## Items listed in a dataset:
══════════════════════════════

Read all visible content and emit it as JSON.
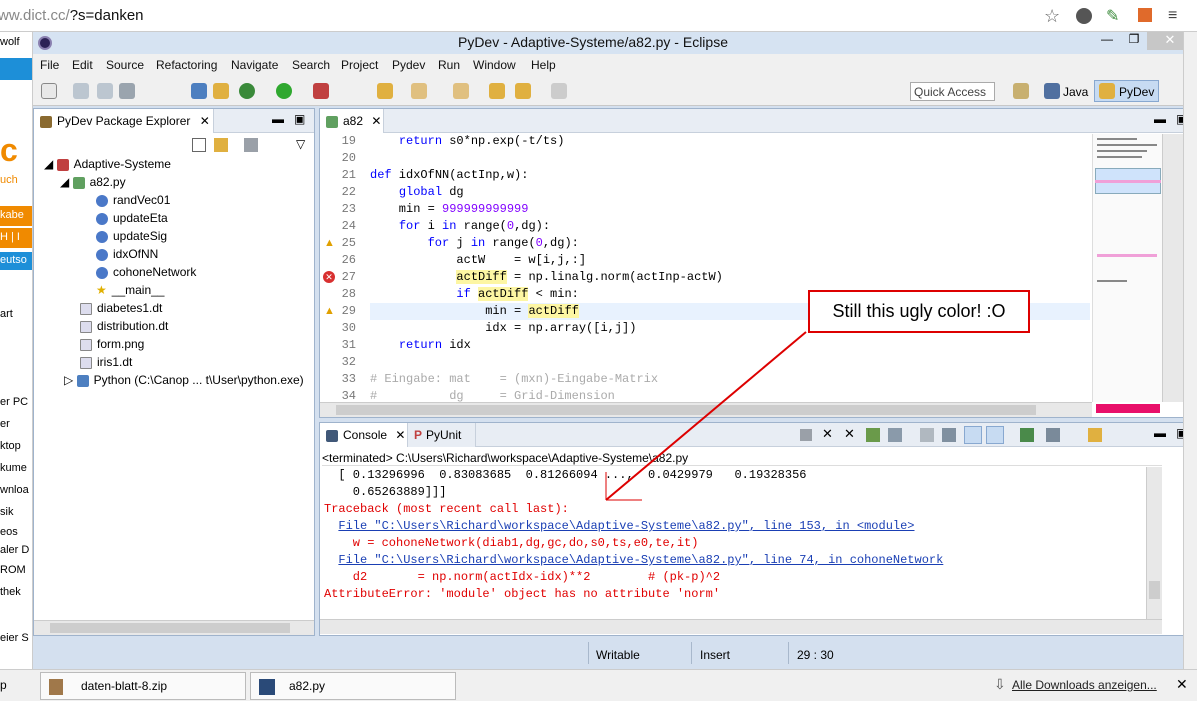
{
  "browser": {
    "url_prefix": "ww.dict.cc/",
    "url_rest": "?s=danken"
  },
  "bg_left": [
    "wolf",
    "c",
    "uch",
    "kabe",
    "H | I",
    "eutso",
    "art",
    "er PC",
    "er",
    "ktop",
    "kume",
    "wnloa",
    "sik",
    "eos",
    "aler D",
    "ROM",
    "thek",
    "eier S"
  ],
  "window": {
    "title": "PyDev - Adaptive-Systeme/a82.py - Eclipse"
  },
  "menu": [
    "File",
    "Edit",
    "Source",
    "Refactoring",
    "Navigate",
    "Search",
    "Project",
    "Pydev",
    "Run",
    "Window",
    "Help"
  ],
  "toolbar": {
    "quick_access": "Quick Access",
    "perspective_java": "Java",
    "perspective_pydev": "PyDev"
  },
  "explorer": {
    "tab": "PyDev Package Explorer",
    "project": "Adaptive-Systeme",
    "file": "a82.py",
    "functions": [
      "randVec01",
      "updateEta",
      "updateSig",
      "idxOfNN",
      "cohoneNetwork",
      "__main__"
    ],
    "files": [
      "diabetes1.dt",
      "distribution.dt",
      "form.png",
      "iris1.dt"
    ],
    "python": "Python  (C:\\Canop ... t\\User\\python.exe)"
  },
  "editor": {
    "tab": "a82",
    "lines": [
      {
        "n": "19",
        "t": "    return s0*np.exp(-t/ts)"
      },
      {
        "n": "20",
        "t": ""
      },
      {
        "n": "21",
        "t": "def idxOfNN(actInp,w):"
      },
      {
        "n": "22",
        "t": "    global dg"
      },
      {
        "n": "23",
        "t": "    min = 999999999999"
      },
      {
        "n": "24",
        "t": "    for i in range(0,dg):"
      },
      {
        "n": "25",
        "t": "        for j in range(0,dg):"
      },
      {
        "n": "26",
        "t": "            actW    = w[i,j,:]"
      },
      {
        "n": "27",
        "t": "            actDiff = np.linalg.norm(actInp-actW)"
      },
      {
        "n": "28",
        "t": "            if actDiff < min:"
      },
      {
        "n": "29",
        "t": "                min = actDiff"
      },
      {
        "n": "30",
        "t": "                idx = np.array([i,j])"
      },
      {
        "n": "31",
        "t": "    return idx"
      },
      {
        "n": "32",
        "t": ""
      },
      {
        "n": "33",
        "t": "# Eingabe: mat    = (mxn)-Eingabe-Matrix"
      },
      {
        "n": "34",
        "t": "#          dg     = Grid-Dimension"
      }
    ]
  },
  "console": {
    "tab": "Console",
    "tab2": "PyUnit",
    "terminated": "<terminated> C:\\Users\\Richard\\workspace\\Adaptive-Systeme\\a82.py",
    "lines": [
      "  [ 0.13296996  0.83083685  0.81266094 ...,  0.0429979   0.19328356",
      "    0.65263889]]]",
      "Traceback (most recent call last):",
      "  File \"C:\\Users\\Richard\\workspace\\Adaptive-Systeme\\a82.py\", line 153, in <module>",
      "    w = cohoneNetwork(diab1,dg,gc,do,s0,ts,e0,te,it)",
      "  File \"C:\\Users\\Richard\\workspace\\Adaptive-Systeme\\a82.py\", line 74, in cohoneNetwork",
      "    d2       = np.norm(actIdx-idx)**2        # (pk-p)^2",
      "AttributeError: 'module' object has no attribute 'norm'"
    ]
  },
  "status": {
    "writable": "Writable",
    "insert": "Insert",
    "position": "29 : 30"
  },
  "annotation": "Still this ugly color! :O",
  "taskbar": {
    "left": "p",
    "item1": "daten-blatt-8.zip",
    "item2": "a82.py",
    "downloads": "Alle Downloads anzeigen..."
  }
}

══════════════════════════════

Output, exactly, all the records above; include no pictures.

Read all visible content and emit it as JSON.
{
  "browser": {
    "url_prefix": "ww.dict.cc/",
    "url_rest": "?s=danken"
  },
  "bg_left": [
    "wolf",
    "c",
    "uch",
    "kabe",
    "H | I",
    "eutso",
    "art",
    "er PC",
    "er",
    "ktop",
    "kume",
    "wnloa",
    "sik",
    "eos",
    "aler D",
    "ROM",
    "thek",
    "eier S"
  ],
  "window": {
    "title": "PyDev - Adaptive-Systeme/a82.py - Eclipse"
  },
  "menu": [
    "File",
    "Edit",
    "Source",
    "Refactoring",
    "Navigate",
    "Search",
    "Project",
    "Pydev",
    "Run",
    "Window",
    "Help"
  ],
  "toolbar": {
    "quick_access": "Quick Access",
    "perspective_java": "Java",
    "perspective_pydev": "PyDev"
  },
  "explorer": {
    "tab": "PyDev Package Explorer",
    "project": "Adaptive-Systeme",
    "file": "a82.py",
    "functions": [
      "randVec01",
      "updateEta",
      "updateSig",
      "idxOfNN",
      "cohoneNetwork",
      "__main__"
    ],
    "files": [
      "diabetes1.dt",
      "distribution.dt",
      "form.png",
      "iris1.dt"
    ],
    "python": "Python  (C:\\Canop ... t\\User\\python.exe)"
  },
  "editor": {
    "tab": "a82",
    "lines": [
      {
        "n": "19",
        "t": "    return s0*np.exp(-t/ts)"
      },
      {
        "n": "20",
        "t": ""
      },
      {
        "n": "21",
        "t": "def idxOfNN(actInp,w):"
      },
      {
        "n": "22",
        "t": "    global dg"
      },
      {
        "n": "23",
        "t": "    min = 999999999999"
      },
      {
        "n": "24",
        "t": "    for i in range(0,dg):"
      },
      {
        "n": "25",
        "t": "        for j in range(0,dg):"
      },
      {
        "n": "26",
        "t": "            actW    = w[i,j,:]"
      },
      {
        "n": "27",
        "t": "            actDiff = np.linalg.norm(actInp-actW)"
      },
      {
        "n": "28",
        "t": "            if actDiff < min:"
      },
      {
        "n": "29",
        "t": "                min = actDiff"
      },
      {
        "n": "30",
        "t": "                idx = np.array([i,j])"
      },
      {
        "n": "31",
        "t": "    return idx"
      },
      {
        "n": "32",
        "t": ""
      },
      {
        "n": "33",
        "t": "# Eingabe: mat    = (mxn)-Eingabe-Matrix"
      },
      {
        "n": "34",
        "t": "#          dg     = Grid-Dimension"
      }
    ]
  },
  "console": {
    "tab": "Console",
    "tab2": "PyUnit",
    "terminated": "<terminated> C:\\Users\\Richard\\workspace\\Adaptive-Systeme\\a82.py",
    "lines": [
      "  [ 0.13296996  0.83083685  0.81266094 ...,  0.0429979   0.19328356",
      "    0.65263889]]]",
      "Traceback (most recent call last):",
      "  File \"C:\\Users\\Richard\\workspace\\Adaptive-Systeme\\a82.py\", line 153, in <module>",
      "    w = cohoneNetwork(diab1,dg,gc,do,s0,ts,e0,te,it)",
      "  File \"C:\\Users\\Richard\\workspace\\Adaptive-Systeme\\a82.py\", line 74, in cohoneNetwork",
      "    d2       = np.norm(actIdx-idx)**2        # (pk-p)^2",
      "AttributeError: 'module' object has no attribute 'norm'"
    ]
  },
  "status": {
    "writable": "Writable",
    "insert": "Insert",
    "position": "29 : 30"
  },
  "annotation": "Still this ugly color! :O",
  "taskbar": {
    "left": "p",
    "item1": "daten-blatt-8.zip",
    "item2": "a82.py",
    "downloads": "Alle Downloads anzeigen..."
  }
}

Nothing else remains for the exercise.